**The request**
In the entries that follow, find the word "between" and report each line it is on.

**Data excerpts**
---------------

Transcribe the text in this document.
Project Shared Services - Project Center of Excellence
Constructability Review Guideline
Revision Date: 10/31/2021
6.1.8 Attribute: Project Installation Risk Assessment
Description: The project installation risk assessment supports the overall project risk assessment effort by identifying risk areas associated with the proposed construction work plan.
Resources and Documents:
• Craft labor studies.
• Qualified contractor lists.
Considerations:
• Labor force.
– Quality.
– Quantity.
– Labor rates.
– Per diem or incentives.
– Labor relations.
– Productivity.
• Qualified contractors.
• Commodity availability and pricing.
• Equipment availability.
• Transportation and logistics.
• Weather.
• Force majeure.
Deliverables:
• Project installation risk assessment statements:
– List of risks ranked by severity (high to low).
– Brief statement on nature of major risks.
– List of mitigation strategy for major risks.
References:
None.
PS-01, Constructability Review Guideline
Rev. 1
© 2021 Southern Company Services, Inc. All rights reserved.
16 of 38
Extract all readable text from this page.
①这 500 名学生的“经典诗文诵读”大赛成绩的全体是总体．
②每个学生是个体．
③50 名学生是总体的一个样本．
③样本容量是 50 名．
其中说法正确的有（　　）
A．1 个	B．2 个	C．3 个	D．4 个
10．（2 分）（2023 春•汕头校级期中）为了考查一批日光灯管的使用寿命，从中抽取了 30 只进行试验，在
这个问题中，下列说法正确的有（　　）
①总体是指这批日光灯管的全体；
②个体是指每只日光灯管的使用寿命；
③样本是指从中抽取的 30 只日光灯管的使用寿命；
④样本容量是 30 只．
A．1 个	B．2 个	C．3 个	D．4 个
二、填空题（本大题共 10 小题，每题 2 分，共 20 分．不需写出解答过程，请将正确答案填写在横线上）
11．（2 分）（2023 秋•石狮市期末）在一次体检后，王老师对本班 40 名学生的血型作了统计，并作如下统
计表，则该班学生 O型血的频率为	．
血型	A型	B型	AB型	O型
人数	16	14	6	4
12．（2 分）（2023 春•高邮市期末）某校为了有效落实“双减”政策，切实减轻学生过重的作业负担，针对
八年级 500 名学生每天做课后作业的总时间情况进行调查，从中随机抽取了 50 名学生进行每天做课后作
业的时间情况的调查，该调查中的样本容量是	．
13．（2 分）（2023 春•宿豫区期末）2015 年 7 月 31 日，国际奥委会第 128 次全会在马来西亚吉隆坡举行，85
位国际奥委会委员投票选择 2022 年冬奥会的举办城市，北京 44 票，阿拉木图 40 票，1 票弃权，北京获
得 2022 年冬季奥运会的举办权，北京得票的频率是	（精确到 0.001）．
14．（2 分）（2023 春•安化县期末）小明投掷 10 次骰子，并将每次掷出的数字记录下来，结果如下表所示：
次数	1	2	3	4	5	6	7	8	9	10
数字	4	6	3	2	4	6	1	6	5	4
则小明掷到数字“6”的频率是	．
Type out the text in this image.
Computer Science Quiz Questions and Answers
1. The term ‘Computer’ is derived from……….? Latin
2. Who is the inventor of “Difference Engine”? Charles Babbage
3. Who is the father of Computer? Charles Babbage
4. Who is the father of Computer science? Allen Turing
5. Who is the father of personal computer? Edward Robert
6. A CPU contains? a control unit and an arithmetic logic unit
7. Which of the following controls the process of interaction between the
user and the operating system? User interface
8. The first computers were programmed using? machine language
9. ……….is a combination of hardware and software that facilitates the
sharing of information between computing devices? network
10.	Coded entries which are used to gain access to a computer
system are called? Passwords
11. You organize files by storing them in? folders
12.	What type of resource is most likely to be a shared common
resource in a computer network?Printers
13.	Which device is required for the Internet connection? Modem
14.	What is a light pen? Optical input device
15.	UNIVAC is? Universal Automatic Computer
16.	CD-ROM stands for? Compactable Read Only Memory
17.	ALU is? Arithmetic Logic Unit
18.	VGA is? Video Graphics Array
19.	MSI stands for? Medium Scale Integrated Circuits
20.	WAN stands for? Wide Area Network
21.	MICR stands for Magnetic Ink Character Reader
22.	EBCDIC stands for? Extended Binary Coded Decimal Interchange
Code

---------------

**Solution for this task**
7. Which of the following controls the process of interaction between the
sharing of information between computing devices? network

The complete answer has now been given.